## Instruction
Look through the data and write out every line with the word "ВКонтакте" in it.

╭─ Supplied information

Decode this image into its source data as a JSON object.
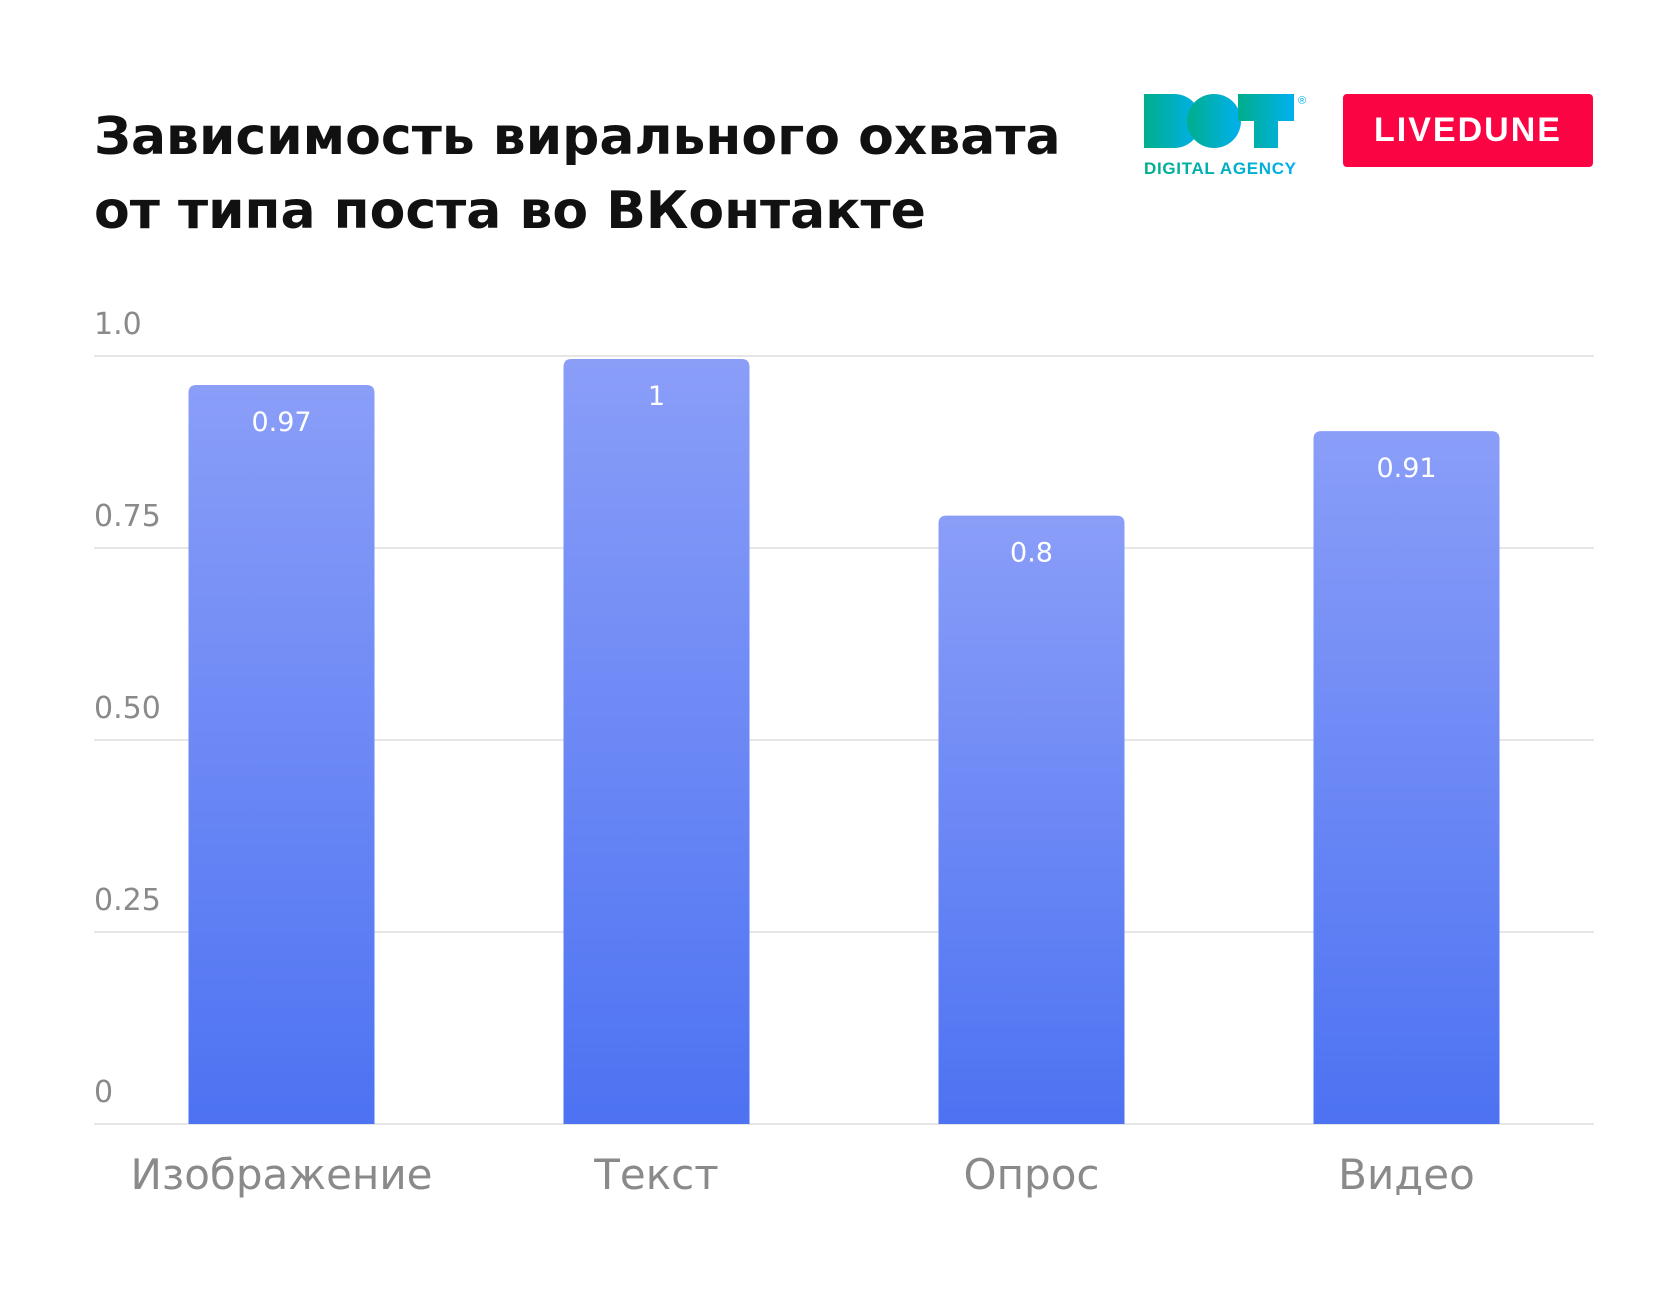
{
  "title_lines": [
    "Зависимость вирального охвата",
    "от типа поста во ВКонтакте"
  ],
  "logos": {
    "dot": "DOT",
    "dot_sub": "DIGITAL AGENCY",
    "dot_reg": "®",
    "livedune": "LIVEDUNE"
  },
  "colors": {
    "bar_top": "#8a9ef8",
    "bar_bottom": "#4d72f2",
    "grid": "#e6e6e6",
    "tick": "#8a8a8a",
    "livedune": "#fb0444"
  },
  "chart_data": {
    "type": "bar",
    "title": "Зависимость вирального охвата от типа поста во ВКонтакте",
    "categories": [
      "Изображение",
      "Текст",
      "Опрос",
      "Видео"
    ],
    "values": [
      0.97,
      1,
      0.8,
      0.91
    ],
    "value_labels": [
      "0.97",
      "1",
      "0.8",
      "0.91"
    ],
    "yticks": [
      0,
      0.25,
      0.5,
      0.75,
      1.0
    ],
    "ytick_labels": [
      "0",
      "0.25",
      "0.50",
      "0.75",
      "1.0"
    ],
    "ylim": [
      0,
      1
    ],
    "xlabel": "",
    "ylabel": "",
    "grid": true
  }
}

╰─

## The reply
    "от типа поста во ВКонтакте"
    "title": "Зависимость вирального охвата от типа поста во ВКонтакте",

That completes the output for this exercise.